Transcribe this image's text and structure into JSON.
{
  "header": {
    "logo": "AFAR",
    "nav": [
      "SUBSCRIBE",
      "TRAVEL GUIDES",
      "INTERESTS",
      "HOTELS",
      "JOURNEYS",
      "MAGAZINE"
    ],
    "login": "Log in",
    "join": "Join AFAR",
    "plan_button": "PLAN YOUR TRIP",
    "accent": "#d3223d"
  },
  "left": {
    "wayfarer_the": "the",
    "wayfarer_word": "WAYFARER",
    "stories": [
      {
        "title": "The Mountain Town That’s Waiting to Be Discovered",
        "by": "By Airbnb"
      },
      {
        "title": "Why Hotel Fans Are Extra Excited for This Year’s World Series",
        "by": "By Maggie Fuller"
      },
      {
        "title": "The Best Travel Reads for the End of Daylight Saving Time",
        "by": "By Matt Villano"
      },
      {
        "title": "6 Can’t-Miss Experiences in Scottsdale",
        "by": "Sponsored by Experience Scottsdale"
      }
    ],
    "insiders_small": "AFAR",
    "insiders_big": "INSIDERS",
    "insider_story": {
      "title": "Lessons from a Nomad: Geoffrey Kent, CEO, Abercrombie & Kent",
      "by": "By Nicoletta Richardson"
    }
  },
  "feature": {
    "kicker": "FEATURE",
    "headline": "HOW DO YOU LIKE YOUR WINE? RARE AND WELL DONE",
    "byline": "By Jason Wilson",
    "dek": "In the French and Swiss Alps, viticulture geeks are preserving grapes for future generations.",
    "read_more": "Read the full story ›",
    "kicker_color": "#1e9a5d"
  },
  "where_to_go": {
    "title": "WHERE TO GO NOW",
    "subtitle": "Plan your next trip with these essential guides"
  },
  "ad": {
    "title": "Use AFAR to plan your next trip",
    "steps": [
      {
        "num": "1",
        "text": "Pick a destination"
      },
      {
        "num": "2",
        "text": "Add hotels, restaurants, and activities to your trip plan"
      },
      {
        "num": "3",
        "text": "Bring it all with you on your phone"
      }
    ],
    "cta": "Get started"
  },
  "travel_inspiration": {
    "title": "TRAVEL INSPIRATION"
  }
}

------------------------------

Reproduce the material above exactly; please quote every line of it.

▸ **Answer for the task**
Transcribe this image's text and structure into JSON.
{
  "header": {
    "logo": "AFAR",
    "nav": [
      "SUBSCRIBE",
      "TRAVEL GUIDES",
      "INTERESTS",
      "HOTELS",
      "JOURNEYS",
      "MAGAZINE"
    ],
    "login": "Log in",
    "join": "Join AFAR",
    "plan_button": "PLAN YOUR TRIP",
    "accent": "#d3223d"
  },
  "left": {
    "wayfarer_the": "the",
    "wayfarer_word": "WAYFARER",
    "stories": [
      {
        "title": "The Mountain Town That’s Waiting to Be Discovered",
        "by": "By Airbnb"
      },
      {
        "title": "Why Hotel Fans Are Extra Excited for This Year’s World Series",
        "by": "By Maggie Fuller"
      },
      {
        "title": "The Best Travel Reads for the End of Daylight Saving Time",
        "by": "By Matt Villano"
      },
      {
        "title": "6 Can’t-Miss Experiences in Scottsdale",
        "by": "Sponsored by Experience Scottsdale"
      }
    ],
    "insiders_small": "AFAR",
    "insiders_big": "INSIDERS",
    "insider_story": {
      "title": "Lessons from a Nomad: Geoffrey Kent, CEO, Abercrombie & Kent",
      "by": "By Nicoletta Richardson"
    }
  },
  "feature": {
    "kicker": "FEATURE",
    "headline": "HOW DO YOU LIKE YOUR WINE? RARE AND WELL DONE",
    "byline": "By Jason Wilson",
    "dek": "In the French and Swiss Alps, viticulture geeks are preserving grapes for future generations.",
    "read_more": "Read the full story ›",
    "kicker_color": "#1e9a5d"
  },
  "where_to_go": {
    "title": "WHERE TO GO NOW",
    "subtitle": "Plan your next trip with these essential guides"
  },
  "ad": {
    "title": "Use AFAR to plan your next trip",
    "steps": [
      {
        "num": "1",
        "text": "Pick a destination"
      },
      {
        "num": "2",
        "text": "Add hotels, restaurants, and activities to your trip plan"
      },
      {
        "num": "3",
        "text": "Bring it all with you on your phone"
      }
    ],
    "cta": "Get started"
  },
  "travel_inspiration": {
    "title": "TRAVEL INSPIRATION"
  }
}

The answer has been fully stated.